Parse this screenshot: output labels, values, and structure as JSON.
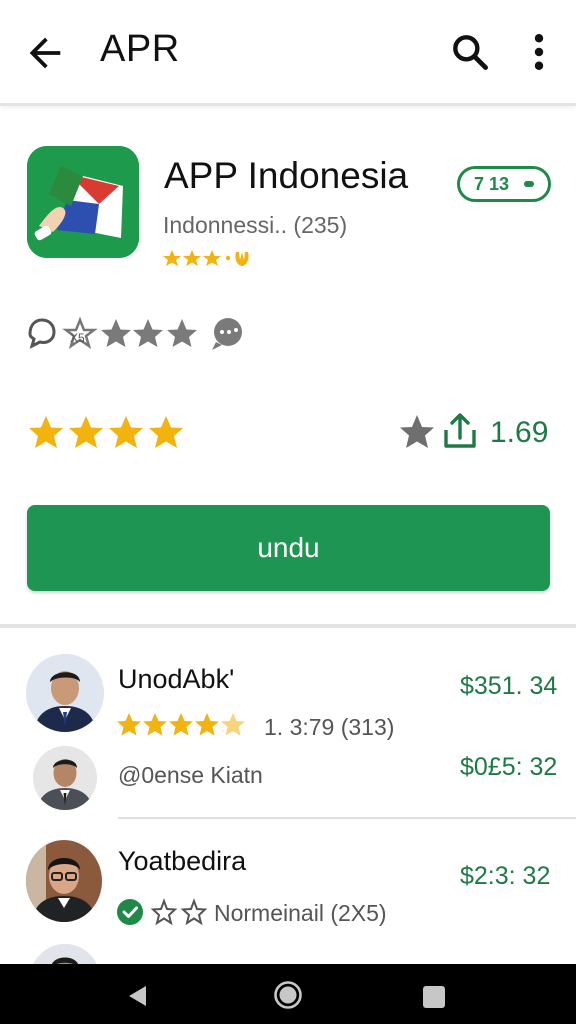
{
  "appbar": {
    "title": "APR",
    "icons": [
      "back-arrow-icon",
      "search-icon",
      "more-vert-icon"
    ]
  },
  "app": {
    "name": "APP Indonesia",
    "developer": "Indonnessi.. (235)",
    "badge": "7 13",
    "icon": "app-flag-book-icon"
  },
  "rating": {
    "stars_filled": 4,
    "value": "1.69",
    "icons": [
      "star-outline-icon",
      "share-icon"
    ]
  },
  "install": {
    "label": "undu"
  },
  "list": [
    {
      "name": "UnodAbk'",
      "price": "$351. 34",
      "rating_text": "1. 3:79 (313)",
      "stars": 4.5
    },
    {
      "name": "",
      "sub": "@0ense Kiatn",
      "price": "$0£5: 32"
    },
    {
      "name": "Yoatbedira",
      "sub": "Normeinail (2X5)",
      "price": "$2:3: 32"
    }
  ],
  "colors": {
    "accent": "#1f9553",
    "star": "#f2b30f",
    "price": "#1e7a44",
    "navbar": "#000000"
  }
}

== == ==

(Written request): All of the entries above should be duplicated exactly, except for the pictures.

(Solution to this problem):
Parse this screenshot: output labels, values, and structure as JSON.
{
  "appbar": {
    "title": "APR",
    "icons": [
      "back-arrow-icon",
      "search-icon",
      "more-vert-icon"
    ]
  },
  "app": {
    "name": "APP Indonesia",
    "developer": "Indonnessi.. (235)",
    "badge": "7 13",
    "icon": "app-flag-book-icon"
  },
  "rating": {
    "stars_filled": 4,
    "value": "1.69",
    "icons": [
      "star-outline-icon",
      "share-icon"
    ]
  },
  "install": {
    "label": "undu"
  },
  "list": [
    {
      "name": "UnodAbk'",
      "price": "$351. 34",
      "rating_text": "1. 3:79 (313)",
      "stars": 4.5
    },
    {
      "name": "",
      "sub": "@0ense Kiatn",
      "price": "$0£5: 32"
    },
    {
      "name": "Yoatbedira",
      "sub": "Normeinail (2X5)",
      "price": "$2:3: 32"
    }
  ],
  "colors": {
    "accent": "#1f9553",
    "star": "#f2b30f",
    "price": "#1e7a44",
    "navbar": "#000000"
  }
}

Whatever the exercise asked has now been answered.